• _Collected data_
※ ※ ※

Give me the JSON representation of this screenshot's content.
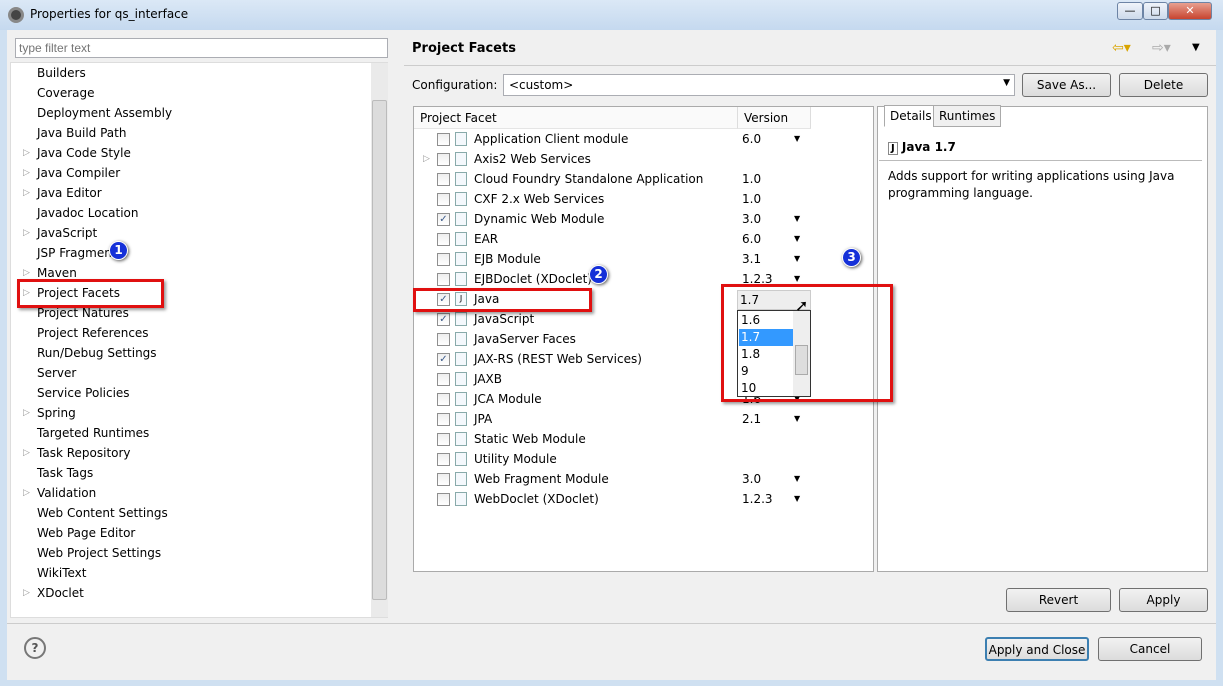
{
  "window": {
    "title": "Properties for qs_interface",
    "min": "—",
    "max": "□",
    "close": "✕"
  },
  "filter": {
    "placeholder": "type filter text"
  },
  "tree": [
    {
      "label": "Builders",
      "exp": false
    },
    {
      "label": "Coverage",
      "exp": false
    },
    {
      "label": "Deployment Assembly",
      "exp": false
    },
    {
      "label": "Java Build Path",
      "exp": false
    },
    {
      "label": "Java Code Style",
      "exp": true
    },
    {
      "label": "Java Compiler",
      "exp": true
    },
    {
      "label": "Java Editor",
      "exp": true
    },
    {
      "label": "Javadoc Location",
      "exp": false
    },
    {
      "label": "JavaScript",
      "exp": true
    },
    {
      "label": "JSP Fragment",
      "exp": false
    },
    {
      "label": "Maven",
      "exp": true
    },
    {
      "label": "Project Facets",
      "exp": true,
      "selected": true
    },
    {
      "label": "Project Natures",
      "exp": false
    },
    {
      "label": "Project References",
      "exp": false
    },
    {
      "label": "Run/Debug Settings",
      "exp": false
    },
    {
      "label": "Server",
      "exp": false
    },
    {
      "label": "Service Policies",
      "exp": false
    },
    {
      "label": "Spring",
      "exp": true
    },
    {
      "label": "Targeted Runtimes",
      "exp": false
    },
    {
      "label": "Task Repository",
      "exp": true
    },
    {
      "label": "Task Tags",
      "exp": false
    },
    {
      "label": "Validation",
      "exp": true
    },
    {
      "label": "Web Content Settings",
      "exp": false
    },
    {
      "label": "Web Page Editor",
      "exp": false
    },
    {
      "label": "Web Project Settings",
      "exp": false
    },
    {
      "label": "WikiText",
      "exp": false
    },
    {
      "label": "XDoclet",
      "exp": true
    }
  ],
  "page": {
    "title": "Project Facets",
    "config_label": "Configuration:",
    "config_value": "<custom>",
    "save_as": "Save As...",
    "delete": "Delete",
    "revert": "Revert",
    "apply": "Apply"
  },
  "facets": {
    "col_facet": "Project Facet",
    "col_version": "Version",
    "rows": [
      {
        "name": "Application Client module",
        "checked": false,
        "version": "6.0",
        "dd": true
      },
      {
        "name": "Axis2 Web Services",
        "checked": false,
        "version": "",
        "dd": false,
        "exp": true
      },
      {
        "name": "Cloud Foundry Standalone Application",
        "checked": false,
        "version": "1.0",
        "dd": false
      },
      {
        "name": "CXF 2.x Web Services",
        "checked": false,
        "version": "1.0",
        "dd": false
      },
      {
        "name": "Dynamic Web Module",
        "checked": true,
        "version": "3.0",
        "dd": true
      },
      {
        "name": "EAR",
        "checked": false,
        "version": "6.0",
        "dd": true
      },
      {
        "name": "EJB Module",
        "checked": false,
        "version": "3.1",
        "dd": true
      },
      {
        "name": "EJBDoclet (XDoclet)",
        "checked": false,
        "version": "1.2.3",
        "dd": true
      },
      {
        "name": "Java",
        "checked": true,
        "version": "1.7",
        "dd": true
      },
      {
        "name": "JavaScript",
        "checked": true,
        "version": "",
        "dd": false
      },
      {
        "name": "JavaServer Faces",
        "checked": false,
        "version": "",
        "dd": false
      },
      {
        "name": "JAX-RS (REST Web Services)",
        "checked": true,
        "version": "",
        "dd": false
      },
      {
        "name": "JAXB",
        "checked": false,
        "version": "",
        "dd": false
      },
      {
        "name": "JCA Module",
        "checked": false,
        "version": "1.6",
        "dd": true
      },
      {
        "name": "JPA",
        "checked": false,
        "version": "2.1",
        "dd": true
      },
      {
        "name": "Static Web Module",
        "checked": false,
        "version": "",
        "dd": false
      },
      {
        "name": "Utility Module",
        "checked": false,
        "version": "",
        "dd": false
      },
      {
        "name": "Web Fragment Module",
        "checked": false,
        "version": "3.0",
        "dd": true
      },
      {
        "name": "WebDoclet (XDoclet)",
        "checked": false,
        "version": "1.2.3",
        "dd": true
      }
    ]
  },
  "version_dropdown": {
    "options": [
      "1.6",
      "1.7",
      "1.8",
      "9",
      "10"
    ],
    "selected": "1.7"
  },
  "details": {
    "tab_details": "Details",
    "tab_runtimes": "Runtimes",
    "title": "Java 1.7",
    "description": "Adds support for writing applications using Java programming language."
  },
  "badges": [
    "1",
    "2",
    "3"
  ],
  "footer": {
    "help": "?",
    "apply_close": "Apply and Close",
    "cancel": "Cancel"
  },
  "colors": {
    "annotation_red": "#e01010",
    "badge_blue": "#1530d8",
    "selection": "#3399ff"
  }
}
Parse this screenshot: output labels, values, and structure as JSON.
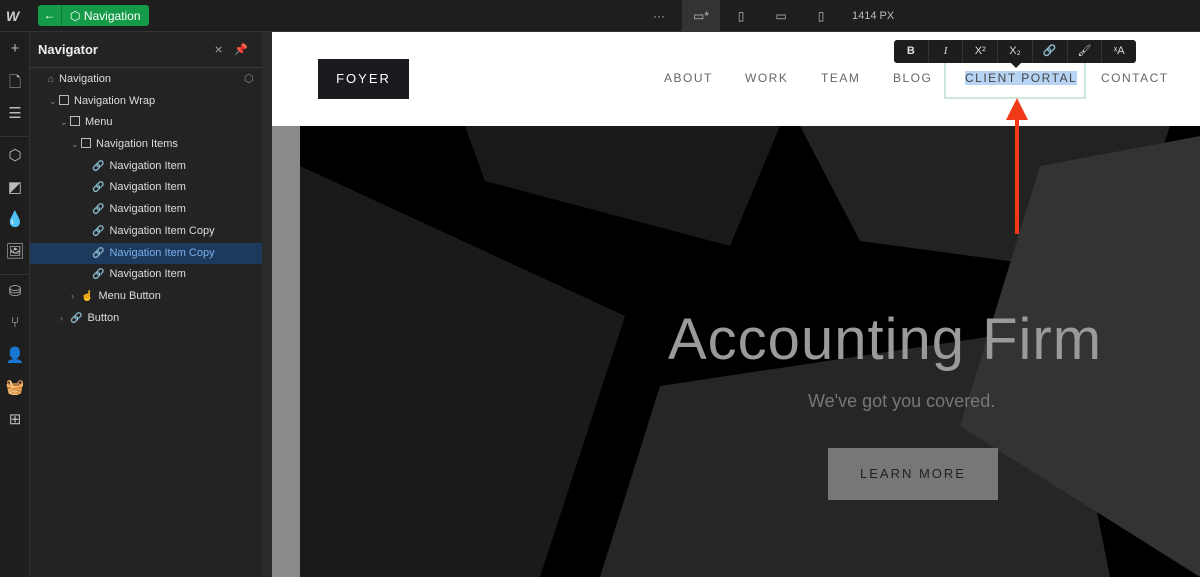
{
  "topbar": {
    "logo": "W",
    "back": "←",
    "component": "Navigation",
    "more": "···",
    "width_label": "1414 PX"
  },
  "navigator": {
    "title": "Navigator",
    "items": [
      {
        "label": "Navigation",
        "type": "home",
        "depth": 0
      },
      {
        "label": "Navigation Wrap",
        "type": "box",
        "depth": 1,
        "expanded": true
      },
      {
        "label": "Menu",
        "type": "box",
        "depth": 2,
        "expanded": true
      },
      {
        "label": "Navigation Items",
        "type": "box",
        "depth": 3,
        "expanded": true
      },
      {
        "label": "Navigation Item",
        "type": "link",
        "depth": 4
      },
      {
        "label": "Navigation Item",
        "type": "link",
        "depth": 4
      },
      {
        "label": "Navigation Item",
        "type": "link",
        "depth": 4
      },
      {
        "label": "Navigation Item Copy",
        "type": "link",
        "depth": 4
      },
      {
        "label": "Navigation Item Copy",
        "type": "link",
        "depth": 4,
        "selected": true
      },
      {
        "label": "Navigation Item",
        "type": "link",
        "depth": 4
      },
      {
        "label": "Menu Button",
        "type": "hand",
        "depth": 3,
        "collapsed": true
      },
      {
        "label": "Button",
        "type": "link",
        "depth": 2,
        "collapsed": true
      }
    ]
  },
  "site": {
    "brand": "FOYER",
    "nav": [
      "ABOUT",
      "WORK",
      "TEAM",
      "BLOG",
      "CLIENT PORTAL",
      "CONTACT"
    ],
    "hero_title": "Accounting Firm",
    "hero_sub": "We've got you covered.",
    "cta": "LEARN MORE"
  },
  "format_toolbar": [
    "B",
    "I",
    "X²",
    "X₂",
    "🔗",
    "🖌",
    "ˣA"
  ],
  "colors": {
    "accent": "#159a47",
    "selection": "#1d3a5c",
    "arrow": "#f03a17"
  }
}
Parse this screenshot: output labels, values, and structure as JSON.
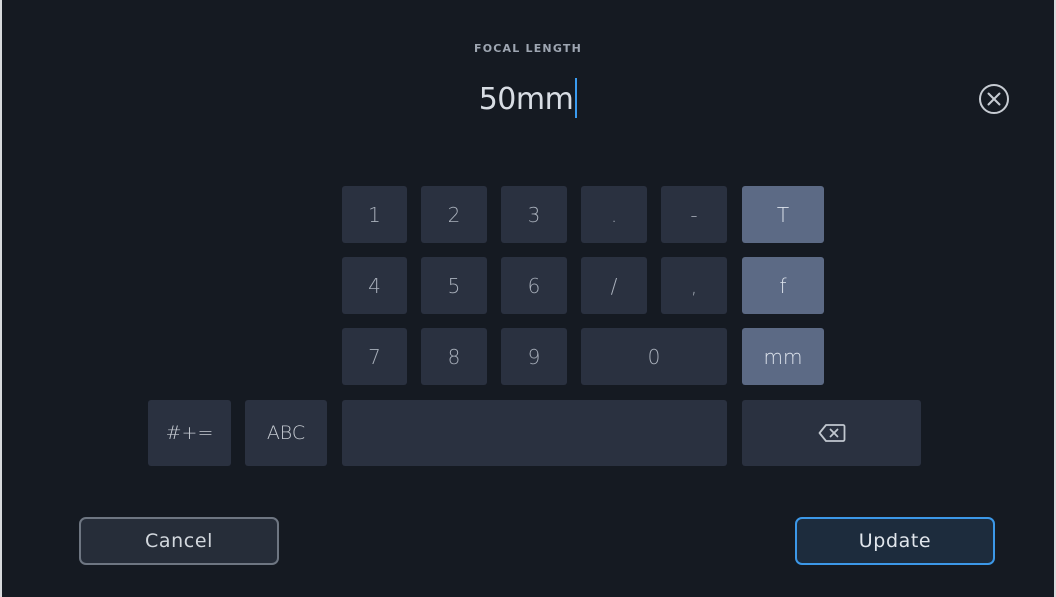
{
  "field": {
    "label": "FOCAL LENGTH",
    "value": "50mm"
  },
  "icons": {
    "close": "close-circle-icon",
    "backspace": "backspace-icon"
  },
  "keypad": {
    "k1": "1",
    "k2": "2",
    "k3": "3",
    "dot": ".",
    "dash": "-",
    "t": "T",
    "k4": "4",
    "k5": "5",
    "k6": "6",
    "slash": "/",
    "comma": ",",
    "f": "f",
    "k7": "7",
    "k8": "8",
    "k9": "9",
    "k0": "0",
    "mm": "mm",
    "symbols": "#+=",
    "abc": "ABC"
  },
  "actions": {
    "cancel": "Cancel",
    "update": "Update"
  },
  "colors": {
    "background": "#151a22",
    "key": "#2a3140",
    "unit_key": "#5c6a85",
    "accent": "#3c98e8"
  }
}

※ ※ ※

• _WHAT THE EXERCISE ASKS_
Using the records given above, list every line that includes the word "Task".

• _THE OUTPUT_
      "label": "Task Repository",
      "label": "Task Tags",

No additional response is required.